→ Directions for this task
Copy out every record below with complete accuracy.

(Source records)
▬▬▬
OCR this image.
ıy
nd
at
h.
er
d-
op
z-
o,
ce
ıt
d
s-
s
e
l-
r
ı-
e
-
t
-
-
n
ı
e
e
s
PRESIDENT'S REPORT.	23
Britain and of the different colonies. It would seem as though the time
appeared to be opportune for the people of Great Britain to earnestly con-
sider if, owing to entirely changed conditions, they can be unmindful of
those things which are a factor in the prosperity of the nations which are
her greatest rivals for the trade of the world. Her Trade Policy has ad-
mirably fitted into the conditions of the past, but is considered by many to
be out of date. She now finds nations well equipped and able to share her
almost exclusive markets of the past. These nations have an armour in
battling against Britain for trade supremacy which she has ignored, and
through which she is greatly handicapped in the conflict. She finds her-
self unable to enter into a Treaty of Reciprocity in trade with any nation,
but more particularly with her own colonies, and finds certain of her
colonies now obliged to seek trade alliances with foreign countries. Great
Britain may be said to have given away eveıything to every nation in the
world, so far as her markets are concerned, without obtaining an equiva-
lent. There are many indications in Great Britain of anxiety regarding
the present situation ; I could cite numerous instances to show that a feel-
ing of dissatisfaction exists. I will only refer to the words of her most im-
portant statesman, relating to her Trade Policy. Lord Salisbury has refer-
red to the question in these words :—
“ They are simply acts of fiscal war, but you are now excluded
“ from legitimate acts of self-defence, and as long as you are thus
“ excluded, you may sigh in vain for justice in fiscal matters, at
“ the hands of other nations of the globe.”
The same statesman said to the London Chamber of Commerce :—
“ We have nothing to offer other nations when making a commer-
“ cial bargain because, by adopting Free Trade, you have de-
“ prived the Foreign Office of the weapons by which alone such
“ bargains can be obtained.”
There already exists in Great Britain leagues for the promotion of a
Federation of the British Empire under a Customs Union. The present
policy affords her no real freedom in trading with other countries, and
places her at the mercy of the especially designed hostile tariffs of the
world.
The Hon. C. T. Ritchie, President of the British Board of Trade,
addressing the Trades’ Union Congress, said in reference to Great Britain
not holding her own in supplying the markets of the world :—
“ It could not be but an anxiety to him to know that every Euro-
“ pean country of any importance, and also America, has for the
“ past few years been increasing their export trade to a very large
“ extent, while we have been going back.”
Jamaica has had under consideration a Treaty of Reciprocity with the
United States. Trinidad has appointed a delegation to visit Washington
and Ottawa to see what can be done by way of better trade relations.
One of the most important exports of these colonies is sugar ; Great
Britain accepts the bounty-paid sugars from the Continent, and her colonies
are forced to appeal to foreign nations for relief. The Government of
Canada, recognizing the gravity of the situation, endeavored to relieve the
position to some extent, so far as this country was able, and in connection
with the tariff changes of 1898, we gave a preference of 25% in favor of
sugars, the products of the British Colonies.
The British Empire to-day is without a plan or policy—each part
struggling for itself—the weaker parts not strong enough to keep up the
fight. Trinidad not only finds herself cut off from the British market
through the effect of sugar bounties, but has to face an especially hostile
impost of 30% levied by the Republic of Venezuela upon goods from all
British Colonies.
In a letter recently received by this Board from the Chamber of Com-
▬▬▬
→ Answer for the task
OCR this image.
ıy
nd
at
h.
er
d-
op
z-
o,
ce
ıt
d
s-
s
e
l-
r
ı-
e
-
t
-
-
n
ı
e
e
s
PRESIDENT'S REPORT.	23
Britain and of the different colonies. It would seem as though the time
appeared to be opportune for the people of Great Britain to earnestly con-
sider if, owing to entirely changed conditions, they can be unmindful of
those things which are a factor in the prosperity of the nations which are
her greatest rivals for the trade of the world. Her Trade Policy has ad-
mirably fitted into the conditions of the past, but is considered by many to
be out of date. She now finds nations well equipped and able to share her
almost exclusive markets of the past. These nations have an armour in
battling against Britain for trade supremacy which she has ignored, and
through which she is greatly handicapped in the conflict. She finds her-
self unable to enter into a Treaty of Reciprocity in trade with any nation,
but more particularly with her own colonies, and finds certain of her
colonies now obliged to seek trade alliances with foreign countries. Great
Britain may be said to have given away eveıything to every nation in the
world, so far as her markets are concerned, without obtaining an equiva-
lent. There are many indications in Great Britain of anxiety regarding
the present situation ; I could cite numerous instances to show that a feel-
ing of dissatisfaction exists. I will only refer to the words of her most im-
portant statesman, relating to her Trade Policy. Lord Salisbury has refer-
red to the question in these words :—
“ They are simply acts of fiscal war, but you are now excluded
“ from legitimate acts of self-defence, and as long as you are thus
“ excluded, you may sigh in vain for justice in fiscal matters, at
“ the hands of other nations of the globe.”
The same statesman said to the London Chamber of Commerce :—
“ We have nothing to offer other nations when making a commer-
“ cial bargain because, by adopting Free Trade, you have de-
“ prived the Foreign Office of the weapons by which alone such
“ bargains can be obtained.”
There already exists in Great Britain leagues for the promotion of a
Federation of the British Empire under a Customs Union. The present
policy affords her no real freedom in trading with other countries, and
places her at the mercy of the especially designed hostile tariffs of the
world.
The Hon. C. T. Ritchie, President of the British Board of Trade,
addressing the Trades’ Union Congress, said in reference to Great Britain
not holding her own in supplying the markets of the world :—
“ It could not be but an anxiety to him to know that every Euro-
“ pean country of any importance, and also America, has for the
“ past few years been increasing their export trade to a very large
“ extent, while we have been going back.”
Jamaica has had under consideration a Treaty of Reciprocity with the
United States. Trinidad has appointed a delegation to visit Washington
and Ottawa to see what can be done by way of better trade relations.
One of the most important exports of these colonies is sugar ; Great
Britain accepts the bounty-paid sugars from the Continent, and her colonies
are forced to appeal to foreign nations for relief. The Government of
Canada, recognizing the gravity of the situation, endeavored to relieve the
position to some extent, so far as this country was able, and in connection
with the tariff changes of 1898, we gave a preference of 25% in favor of
sugars, the products of the British Colonies.
The British Empire to-day is without a plan or policy—each part
struggling for itself—the weaker parts not strong enough to keep up the
fight. Trinidad not only finds herself cut off from the British market
through the effect of sugar bounties, but has to face an especially hostile
impost of 30% levied by the Republic of Venezuela upon goods from all
British Colonies.
In a letter recently received by this Board from the Chamber of Com-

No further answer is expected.